** Start Data for processing **

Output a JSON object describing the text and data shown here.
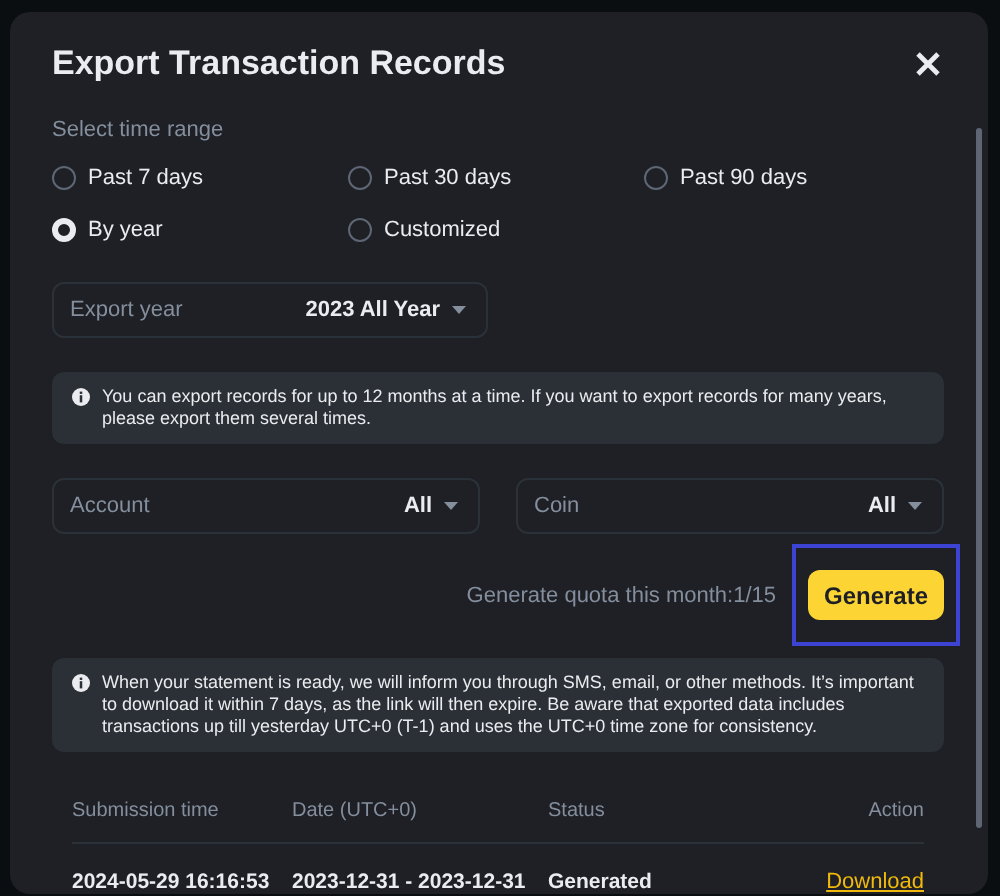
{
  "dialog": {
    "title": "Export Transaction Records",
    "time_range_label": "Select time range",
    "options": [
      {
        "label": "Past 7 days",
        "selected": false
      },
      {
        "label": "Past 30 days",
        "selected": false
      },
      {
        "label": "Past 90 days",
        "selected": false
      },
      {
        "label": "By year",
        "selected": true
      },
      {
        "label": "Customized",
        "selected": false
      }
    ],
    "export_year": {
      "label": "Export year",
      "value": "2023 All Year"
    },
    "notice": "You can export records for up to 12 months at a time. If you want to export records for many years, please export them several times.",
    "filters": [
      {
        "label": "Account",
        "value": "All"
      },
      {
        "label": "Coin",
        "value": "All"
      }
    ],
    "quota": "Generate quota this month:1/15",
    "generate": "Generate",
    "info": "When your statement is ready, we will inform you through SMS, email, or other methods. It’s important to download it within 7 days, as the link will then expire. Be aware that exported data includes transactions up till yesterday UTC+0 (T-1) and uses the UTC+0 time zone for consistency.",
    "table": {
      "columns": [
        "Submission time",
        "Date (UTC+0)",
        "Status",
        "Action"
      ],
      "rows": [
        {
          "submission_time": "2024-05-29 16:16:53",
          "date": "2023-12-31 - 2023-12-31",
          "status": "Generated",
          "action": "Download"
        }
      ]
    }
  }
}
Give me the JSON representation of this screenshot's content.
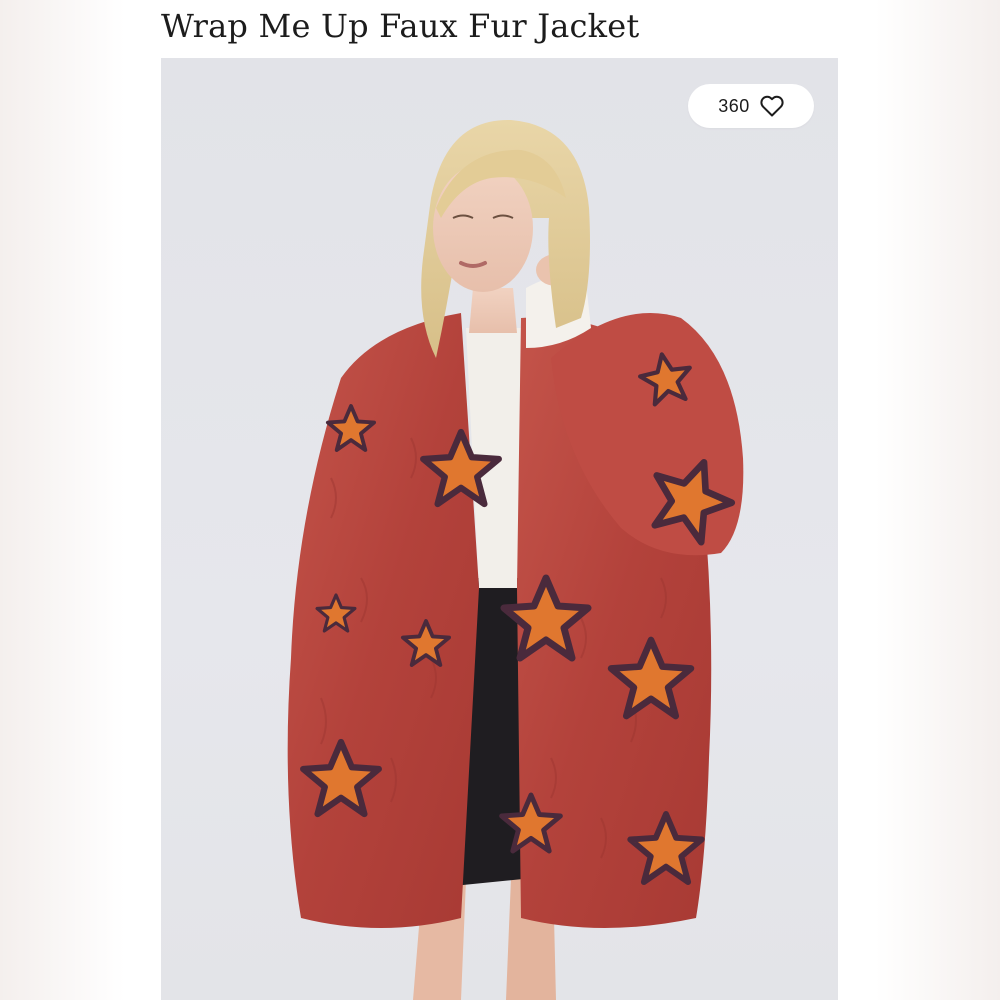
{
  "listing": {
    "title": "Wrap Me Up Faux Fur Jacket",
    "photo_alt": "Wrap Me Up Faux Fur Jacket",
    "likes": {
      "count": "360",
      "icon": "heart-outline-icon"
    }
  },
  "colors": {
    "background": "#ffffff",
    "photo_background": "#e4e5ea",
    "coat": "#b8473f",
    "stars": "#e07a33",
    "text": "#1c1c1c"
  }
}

** End Data for processing **

■ Exercise
Quote each line of the listing exactly, but leave the pictures out.

■ Solution
Output a JSON object describing the text and data shown here.
{
  "dialog": {
    "title": "Export Transaction Records",
    "time_range_label": "Select time range",
    "options": [
      {
        "label": "Past 7 days",
        "selected": false
      },
      {
        "label": "Past 30 days",
        "selected": false
      },
      {
        "label": "Past 90 days",
        "selected": false
      },
      {
        "label": "By year",
        "selected": true
      },
      {
        "label": "Customized",
        "selected": false
      }
    ],
    "export_year": {
      "label": "Export year",
      "value": "2023 All Year"
    },
    "notice": "You can export records for up to 12 months at a time. If you want to export records for many years, please export them several times.",
    "filters": [
      {
        "label": "Account",
        "value": "All"
      },
      {
        "label": "Coin",
        "value": "All"
      }
    ],
    "quota": "Generate quota this month:1/15",
    "generate": "Generate",
    "info": "When your statement is ready, we will inform you through SMS, email, or other methods. It’s important to download it within 7 days, as the link will then expire. Be aware that exported data includes transactions up till yesterday UTC+0 (T-1) and uses the UTC+0 time zone for consistency.",
    "table": {
      "columns": [
        "Submission time",
        "Date (UTC+0)",
        "Status",
        "Action"
      ],
      "rows": [
        {
          "submission_time": "2024-05-29 16:16:53",
          "date": "2023-12-31 - 2023-12-31",
          "status": "Generated",
          "action": "Download"
        }
      ]
    }
  }
}
Give me the JSON representation of this screenshot's content.
{
  "listing": {
    "title": "Wrap Me Up Faux Fur Jacket",
    "photo_alt": "Wrap Me Up Faux Fur Jacket",
    "likes": {
      "count": "360",
      "icon": "heart-outline-icon"
    }
  },
  "colors": {
    "background": "#ffffff",
    "photo_background": "#e4e5ea",
    "coat": "#b8473f",
    "stars": "#e07a33",
    "text": "#1c1c1c"
  }
}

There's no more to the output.